- **TASK TO COMPLETE**: Scan the listing and work out how many lines contain the word "температур". Nothing but the number should be given.

==============================

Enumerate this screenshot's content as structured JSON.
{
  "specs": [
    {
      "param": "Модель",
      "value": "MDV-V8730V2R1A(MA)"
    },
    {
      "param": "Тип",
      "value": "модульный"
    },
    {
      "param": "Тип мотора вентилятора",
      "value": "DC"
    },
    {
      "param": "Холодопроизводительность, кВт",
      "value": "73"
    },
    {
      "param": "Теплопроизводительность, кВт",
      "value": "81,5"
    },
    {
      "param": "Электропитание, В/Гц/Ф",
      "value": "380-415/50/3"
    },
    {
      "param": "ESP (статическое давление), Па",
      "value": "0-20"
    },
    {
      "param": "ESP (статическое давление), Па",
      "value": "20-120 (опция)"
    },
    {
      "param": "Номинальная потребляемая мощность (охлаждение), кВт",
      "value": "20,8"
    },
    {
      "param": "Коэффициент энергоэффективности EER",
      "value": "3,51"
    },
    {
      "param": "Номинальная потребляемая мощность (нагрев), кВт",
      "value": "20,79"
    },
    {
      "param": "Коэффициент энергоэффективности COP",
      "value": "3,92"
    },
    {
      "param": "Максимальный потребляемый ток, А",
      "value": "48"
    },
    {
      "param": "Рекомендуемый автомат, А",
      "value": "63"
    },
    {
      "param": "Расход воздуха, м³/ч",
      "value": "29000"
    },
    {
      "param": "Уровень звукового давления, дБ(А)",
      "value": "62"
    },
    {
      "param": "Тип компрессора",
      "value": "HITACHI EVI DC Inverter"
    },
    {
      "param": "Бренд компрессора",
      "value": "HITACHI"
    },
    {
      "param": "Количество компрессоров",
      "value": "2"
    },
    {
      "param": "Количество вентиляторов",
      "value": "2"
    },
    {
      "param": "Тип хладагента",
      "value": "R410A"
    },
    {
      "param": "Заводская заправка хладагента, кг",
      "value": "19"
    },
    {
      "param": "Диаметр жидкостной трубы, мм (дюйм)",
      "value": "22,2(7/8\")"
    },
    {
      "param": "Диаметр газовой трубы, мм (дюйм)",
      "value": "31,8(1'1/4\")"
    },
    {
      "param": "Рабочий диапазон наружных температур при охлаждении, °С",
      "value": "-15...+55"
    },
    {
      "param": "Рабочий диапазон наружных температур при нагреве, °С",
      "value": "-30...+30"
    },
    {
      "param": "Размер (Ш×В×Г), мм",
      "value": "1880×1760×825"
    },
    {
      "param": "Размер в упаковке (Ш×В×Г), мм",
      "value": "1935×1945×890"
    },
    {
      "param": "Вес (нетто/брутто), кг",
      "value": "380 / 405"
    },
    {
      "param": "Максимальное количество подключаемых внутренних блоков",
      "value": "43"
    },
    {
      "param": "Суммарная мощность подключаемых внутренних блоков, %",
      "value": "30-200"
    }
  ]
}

==============================

- **SOLUTION FOR THIS PROBLEM**: 2